- OBJECTIVE
Check each line of the records for "father"; collect those that have it.

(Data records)
____

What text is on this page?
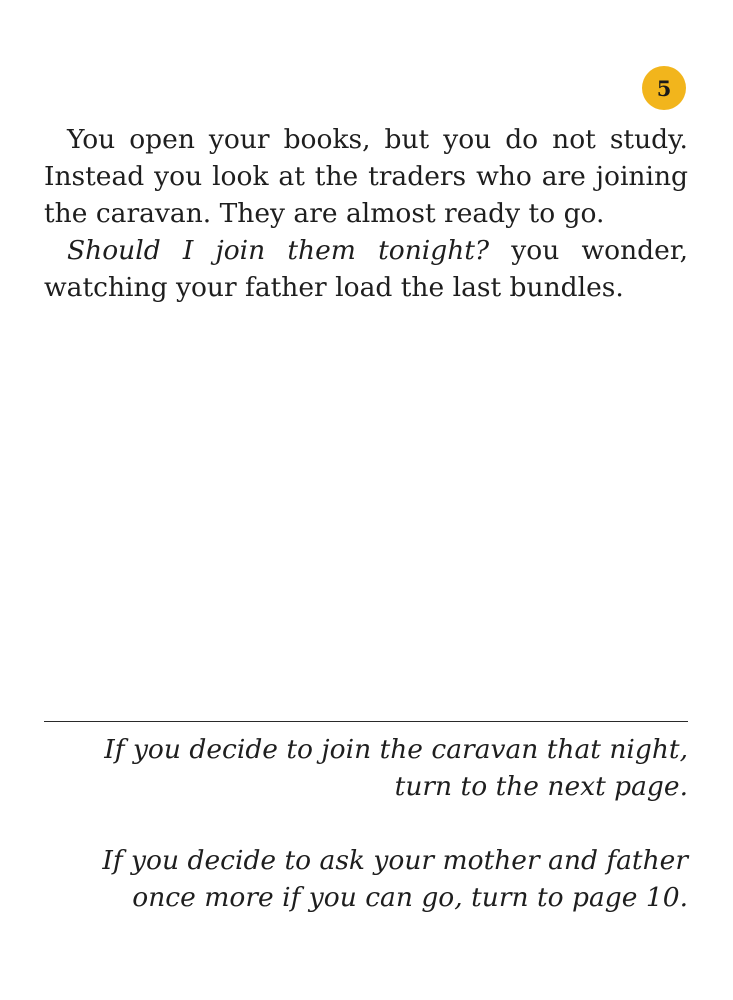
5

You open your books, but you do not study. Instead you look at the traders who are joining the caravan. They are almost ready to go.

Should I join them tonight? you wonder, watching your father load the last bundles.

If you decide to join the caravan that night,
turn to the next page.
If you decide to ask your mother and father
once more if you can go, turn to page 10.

____

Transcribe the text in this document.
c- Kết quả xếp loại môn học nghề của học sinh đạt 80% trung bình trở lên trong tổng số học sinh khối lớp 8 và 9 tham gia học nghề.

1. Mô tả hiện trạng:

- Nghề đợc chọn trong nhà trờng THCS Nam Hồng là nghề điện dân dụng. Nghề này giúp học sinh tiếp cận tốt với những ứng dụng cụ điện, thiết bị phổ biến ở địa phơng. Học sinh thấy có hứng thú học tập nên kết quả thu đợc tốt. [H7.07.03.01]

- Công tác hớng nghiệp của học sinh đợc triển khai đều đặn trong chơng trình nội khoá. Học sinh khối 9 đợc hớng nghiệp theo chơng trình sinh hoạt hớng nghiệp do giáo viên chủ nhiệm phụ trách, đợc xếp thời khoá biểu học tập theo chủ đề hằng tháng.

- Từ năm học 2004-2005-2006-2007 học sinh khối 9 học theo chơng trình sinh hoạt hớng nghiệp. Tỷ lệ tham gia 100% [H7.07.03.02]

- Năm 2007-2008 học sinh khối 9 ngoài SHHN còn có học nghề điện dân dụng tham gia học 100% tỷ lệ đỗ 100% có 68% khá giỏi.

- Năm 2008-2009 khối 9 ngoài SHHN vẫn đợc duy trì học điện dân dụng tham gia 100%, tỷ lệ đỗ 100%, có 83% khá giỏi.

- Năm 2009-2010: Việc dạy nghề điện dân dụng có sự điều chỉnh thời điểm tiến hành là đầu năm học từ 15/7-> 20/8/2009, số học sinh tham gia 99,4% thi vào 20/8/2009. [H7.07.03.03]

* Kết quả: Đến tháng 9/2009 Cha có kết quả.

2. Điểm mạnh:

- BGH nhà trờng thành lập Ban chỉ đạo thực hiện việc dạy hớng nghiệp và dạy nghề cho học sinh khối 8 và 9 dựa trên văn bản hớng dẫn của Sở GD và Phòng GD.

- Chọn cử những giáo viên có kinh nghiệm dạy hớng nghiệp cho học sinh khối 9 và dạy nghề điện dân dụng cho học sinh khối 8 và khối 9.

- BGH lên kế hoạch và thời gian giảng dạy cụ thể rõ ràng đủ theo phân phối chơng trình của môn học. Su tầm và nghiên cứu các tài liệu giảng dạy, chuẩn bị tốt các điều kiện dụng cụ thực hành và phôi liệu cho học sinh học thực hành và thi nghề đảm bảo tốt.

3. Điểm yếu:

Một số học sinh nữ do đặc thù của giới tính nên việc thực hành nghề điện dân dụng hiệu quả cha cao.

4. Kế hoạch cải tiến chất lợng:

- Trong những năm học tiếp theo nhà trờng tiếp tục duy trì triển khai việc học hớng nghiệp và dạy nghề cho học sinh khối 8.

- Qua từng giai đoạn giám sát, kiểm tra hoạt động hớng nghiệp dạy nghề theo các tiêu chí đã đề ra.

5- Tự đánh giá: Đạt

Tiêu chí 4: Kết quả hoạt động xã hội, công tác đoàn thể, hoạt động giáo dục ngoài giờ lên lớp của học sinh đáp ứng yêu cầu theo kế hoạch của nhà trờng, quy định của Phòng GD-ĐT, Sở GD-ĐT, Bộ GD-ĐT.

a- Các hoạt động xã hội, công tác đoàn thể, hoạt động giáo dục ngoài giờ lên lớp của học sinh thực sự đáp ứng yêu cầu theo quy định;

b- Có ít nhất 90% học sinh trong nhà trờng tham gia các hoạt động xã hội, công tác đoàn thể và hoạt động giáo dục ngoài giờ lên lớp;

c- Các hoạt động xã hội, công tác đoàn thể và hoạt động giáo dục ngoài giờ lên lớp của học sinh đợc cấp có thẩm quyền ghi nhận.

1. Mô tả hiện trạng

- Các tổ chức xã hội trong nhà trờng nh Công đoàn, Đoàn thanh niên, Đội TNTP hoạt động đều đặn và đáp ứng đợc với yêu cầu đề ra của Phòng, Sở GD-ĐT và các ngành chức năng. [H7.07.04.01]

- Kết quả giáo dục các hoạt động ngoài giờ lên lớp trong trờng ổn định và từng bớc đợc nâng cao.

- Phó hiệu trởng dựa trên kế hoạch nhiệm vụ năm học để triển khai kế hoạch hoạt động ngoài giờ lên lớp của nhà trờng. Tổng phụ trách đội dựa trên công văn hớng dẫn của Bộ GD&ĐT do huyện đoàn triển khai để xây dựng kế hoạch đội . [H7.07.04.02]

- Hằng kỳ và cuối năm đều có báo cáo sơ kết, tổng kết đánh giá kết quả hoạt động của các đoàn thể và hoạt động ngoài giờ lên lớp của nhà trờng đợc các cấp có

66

____

- SOLUTION TO THIS TASK
Should I join them tonight? you wonder, watching your father load the last bundles.
If you decide to ask your mother and father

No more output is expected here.